- **GOAL**
Reproduce everything from the line containing "- day-number[interactable]: 5: [608, 424, 613, 434]" down to the line containing "- caret-right-icon[interactable]: ▶: [50, 307, 56, 315]", renaming every "day-cell" to "date-cell" and leaving all else unchanged.

Lines of data:
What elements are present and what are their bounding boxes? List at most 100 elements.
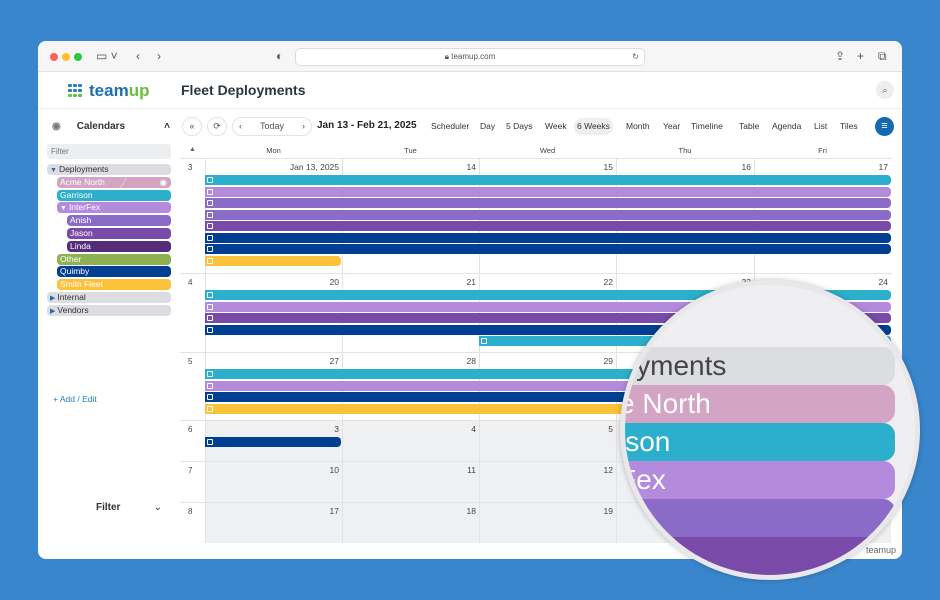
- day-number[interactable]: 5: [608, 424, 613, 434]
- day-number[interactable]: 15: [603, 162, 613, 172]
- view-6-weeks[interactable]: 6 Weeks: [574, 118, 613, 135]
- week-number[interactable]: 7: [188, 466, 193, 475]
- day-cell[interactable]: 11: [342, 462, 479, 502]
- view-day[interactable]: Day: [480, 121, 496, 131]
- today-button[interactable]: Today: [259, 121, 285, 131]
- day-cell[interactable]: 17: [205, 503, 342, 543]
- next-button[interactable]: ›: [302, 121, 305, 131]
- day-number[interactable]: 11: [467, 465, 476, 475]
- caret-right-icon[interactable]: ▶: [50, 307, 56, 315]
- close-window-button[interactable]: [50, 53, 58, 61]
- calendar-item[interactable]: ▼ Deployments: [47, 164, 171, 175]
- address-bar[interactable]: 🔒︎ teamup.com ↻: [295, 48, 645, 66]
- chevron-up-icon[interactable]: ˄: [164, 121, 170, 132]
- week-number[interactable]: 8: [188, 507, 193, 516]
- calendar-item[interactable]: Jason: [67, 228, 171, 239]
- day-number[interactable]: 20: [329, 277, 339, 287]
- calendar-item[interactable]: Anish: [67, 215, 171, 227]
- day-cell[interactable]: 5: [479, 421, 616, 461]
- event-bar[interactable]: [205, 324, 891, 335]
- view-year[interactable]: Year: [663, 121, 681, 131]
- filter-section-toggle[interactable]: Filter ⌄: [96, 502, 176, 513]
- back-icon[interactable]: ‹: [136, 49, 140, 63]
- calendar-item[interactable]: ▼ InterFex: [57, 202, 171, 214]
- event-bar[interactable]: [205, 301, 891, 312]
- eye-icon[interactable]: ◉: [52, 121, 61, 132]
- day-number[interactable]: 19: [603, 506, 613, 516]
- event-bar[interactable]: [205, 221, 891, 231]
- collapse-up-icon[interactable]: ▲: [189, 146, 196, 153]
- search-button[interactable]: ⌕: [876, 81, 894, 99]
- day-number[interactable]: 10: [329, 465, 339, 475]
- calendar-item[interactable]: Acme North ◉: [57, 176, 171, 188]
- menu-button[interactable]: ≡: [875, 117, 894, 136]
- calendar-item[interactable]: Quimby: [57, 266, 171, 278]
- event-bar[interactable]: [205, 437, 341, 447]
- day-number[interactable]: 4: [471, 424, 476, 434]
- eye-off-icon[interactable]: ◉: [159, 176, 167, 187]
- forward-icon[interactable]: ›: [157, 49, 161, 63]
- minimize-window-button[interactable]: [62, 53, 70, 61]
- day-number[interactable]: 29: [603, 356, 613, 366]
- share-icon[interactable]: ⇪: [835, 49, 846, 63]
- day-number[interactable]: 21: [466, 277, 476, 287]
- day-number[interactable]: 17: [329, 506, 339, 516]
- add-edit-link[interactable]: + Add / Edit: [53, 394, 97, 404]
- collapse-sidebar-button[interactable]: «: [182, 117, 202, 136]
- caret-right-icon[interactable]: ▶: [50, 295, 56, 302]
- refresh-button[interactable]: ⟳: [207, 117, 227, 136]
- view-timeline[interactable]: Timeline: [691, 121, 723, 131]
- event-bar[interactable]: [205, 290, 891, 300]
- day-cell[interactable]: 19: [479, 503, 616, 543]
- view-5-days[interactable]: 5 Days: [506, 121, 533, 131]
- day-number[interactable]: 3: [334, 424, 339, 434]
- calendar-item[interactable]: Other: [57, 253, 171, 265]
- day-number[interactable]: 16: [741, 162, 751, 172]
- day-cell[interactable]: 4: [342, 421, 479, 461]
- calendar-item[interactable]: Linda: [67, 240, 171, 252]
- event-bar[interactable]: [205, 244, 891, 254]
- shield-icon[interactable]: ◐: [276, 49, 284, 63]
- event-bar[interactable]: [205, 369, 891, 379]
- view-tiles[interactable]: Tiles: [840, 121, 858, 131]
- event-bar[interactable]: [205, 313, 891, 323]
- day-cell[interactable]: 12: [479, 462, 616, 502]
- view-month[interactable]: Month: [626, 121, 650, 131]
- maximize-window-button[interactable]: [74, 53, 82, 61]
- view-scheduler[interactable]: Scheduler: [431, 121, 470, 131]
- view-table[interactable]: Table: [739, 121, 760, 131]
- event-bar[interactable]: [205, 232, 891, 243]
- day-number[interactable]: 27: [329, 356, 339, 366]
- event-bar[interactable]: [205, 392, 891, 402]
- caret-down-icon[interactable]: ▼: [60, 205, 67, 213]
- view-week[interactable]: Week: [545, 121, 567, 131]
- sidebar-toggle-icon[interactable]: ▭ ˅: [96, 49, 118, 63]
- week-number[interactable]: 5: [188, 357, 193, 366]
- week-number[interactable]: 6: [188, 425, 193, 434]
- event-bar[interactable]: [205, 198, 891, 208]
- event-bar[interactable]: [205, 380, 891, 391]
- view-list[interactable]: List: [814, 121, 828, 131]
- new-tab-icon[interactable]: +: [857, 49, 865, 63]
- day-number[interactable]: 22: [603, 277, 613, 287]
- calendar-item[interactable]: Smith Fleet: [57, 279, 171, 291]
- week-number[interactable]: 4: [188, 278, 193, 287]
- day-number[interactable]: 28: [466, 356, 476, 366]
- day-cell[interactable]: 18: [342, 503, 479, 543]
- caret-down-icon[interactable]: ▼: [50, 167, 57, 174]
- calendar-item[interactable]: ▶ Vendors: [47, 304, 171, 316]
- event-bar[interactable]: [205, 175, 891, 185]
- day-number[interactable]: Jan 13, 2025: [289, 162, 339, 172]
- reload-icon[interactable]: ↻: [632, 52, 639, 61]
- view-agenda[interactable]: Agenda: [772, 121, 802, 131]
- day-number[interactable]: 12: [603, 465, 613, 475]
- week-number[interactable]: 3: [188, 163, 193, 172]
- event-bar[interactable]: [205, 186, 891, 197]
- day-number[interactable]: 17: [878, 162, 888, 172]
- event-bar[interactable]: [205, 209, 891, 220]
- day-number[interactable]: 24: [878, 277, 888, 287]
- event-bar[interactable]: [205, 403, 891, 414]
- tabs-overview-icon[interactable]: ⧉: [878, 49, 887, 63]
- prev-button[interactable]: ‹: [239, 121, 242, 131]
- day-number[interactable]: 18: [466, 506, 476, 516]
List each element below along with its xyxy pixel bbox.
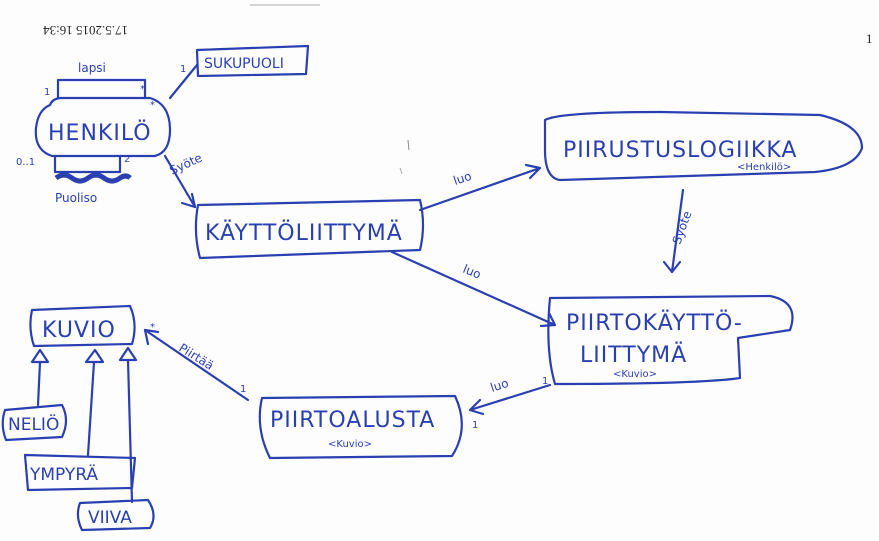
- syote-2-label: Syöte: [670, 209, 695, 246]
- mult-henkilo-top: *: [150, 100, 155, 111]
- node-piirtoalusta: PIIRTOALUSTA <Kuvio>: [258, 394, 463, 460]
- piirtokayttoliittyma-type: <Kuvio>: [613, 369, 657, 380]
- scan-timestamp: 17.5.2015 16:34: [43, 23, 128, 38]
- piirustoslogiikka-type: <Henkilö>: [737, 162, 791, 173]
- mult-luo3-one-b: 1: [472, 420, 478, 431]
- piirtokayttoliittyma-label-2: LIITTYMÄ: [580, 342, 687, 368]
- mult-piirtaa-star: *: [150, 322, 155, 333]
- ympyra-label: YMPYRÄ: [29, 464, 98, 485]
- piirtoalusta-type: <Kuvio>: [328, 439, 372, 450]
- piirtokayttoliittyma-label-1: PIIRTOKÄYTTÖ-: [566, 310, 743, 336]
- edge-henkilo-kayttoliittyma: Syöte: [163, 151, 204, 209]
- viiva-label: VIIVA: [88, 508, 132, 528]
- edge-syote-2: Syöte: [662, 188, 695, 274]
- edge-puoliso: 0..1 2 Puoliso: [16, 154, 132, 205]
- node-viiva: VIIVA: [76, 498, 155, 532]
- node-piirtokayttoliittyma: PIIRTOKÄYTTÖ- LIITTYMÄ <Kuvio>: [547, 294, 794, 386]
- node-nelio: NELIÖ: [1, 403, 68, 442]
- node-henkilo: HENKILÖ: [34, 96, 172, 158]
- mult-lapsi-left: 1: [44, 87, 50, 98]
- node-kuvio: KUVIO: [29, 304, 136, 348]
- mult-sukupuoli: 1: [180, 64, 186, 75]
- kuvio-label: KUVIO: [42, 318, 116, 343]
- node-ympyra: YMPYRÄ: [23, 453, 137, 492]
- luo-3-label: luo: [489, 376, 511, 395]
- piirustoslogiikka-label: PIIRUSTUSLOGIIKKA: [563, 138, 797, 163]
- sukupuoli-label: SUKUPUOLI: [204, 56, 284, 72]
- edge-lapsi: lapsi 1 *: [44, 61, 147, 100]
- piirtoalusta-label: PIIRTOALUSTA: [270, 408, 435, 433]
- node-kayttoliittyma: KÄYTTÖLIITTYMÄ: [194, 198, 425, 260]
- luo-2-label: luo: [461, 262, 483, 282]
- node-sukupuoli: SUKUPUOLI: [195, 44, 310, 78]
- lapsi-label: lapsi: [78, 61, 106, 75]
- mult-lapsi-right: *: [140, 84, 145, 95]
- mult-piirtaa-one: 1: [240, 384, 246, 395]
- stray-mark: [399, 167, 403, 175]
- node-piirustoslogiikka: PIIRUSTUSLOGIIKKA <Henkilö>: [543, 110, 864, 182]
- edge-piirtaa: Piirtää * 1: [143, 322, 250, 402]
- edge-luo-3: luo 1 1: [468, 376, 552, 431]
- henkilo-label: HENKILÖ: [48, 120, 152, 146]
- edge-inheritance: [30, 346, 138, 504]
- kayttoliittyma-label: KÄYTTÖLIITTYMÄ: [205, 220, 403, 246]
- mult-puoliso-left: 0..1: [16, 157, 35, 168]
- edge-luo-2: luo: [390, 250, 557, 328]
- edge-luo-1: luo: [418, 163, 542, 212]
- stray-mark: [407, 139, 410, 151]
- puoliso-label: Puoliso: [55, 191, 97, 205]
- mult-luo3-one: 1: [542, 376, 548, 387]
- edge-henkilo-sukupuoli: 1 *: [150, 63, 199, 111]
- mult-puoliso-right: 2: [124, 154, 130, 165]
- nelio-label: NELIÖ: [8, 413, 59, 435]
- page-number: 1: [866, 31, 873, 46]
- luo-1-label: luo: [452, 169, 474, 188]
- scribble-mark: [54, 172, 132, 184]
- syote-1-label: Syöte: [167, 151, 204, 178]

- **WORKED SOLUTION**
- day-number[interactable]: 5: [608, 424, 613, 434]
- day-number[interactable]: 15: [603, 162, 613, 172]
- view-6-weeks[interactable]: 6 Weeks: [574, 118, 613, 135]
- week-number[interactable]: 7: [188, 466, 193, 475]
- date-cell[interactable]: 11: [342, 462, 479, 502]
- view-day[interactable]: Day: [480, 121, 496, 131]
- today-button[interactable]: Today: [259, 121, 285, 131]
- date-cell[interactable]: 17: [205, 503, 342, 543]
- next-button[interactable]: ›: [302, 121, 305, 131]
- day-number[interactable]: 11: [467, 465, 476, 475]
- caret-right-icon[interactable]: ▶: [50, 307, 56, 315]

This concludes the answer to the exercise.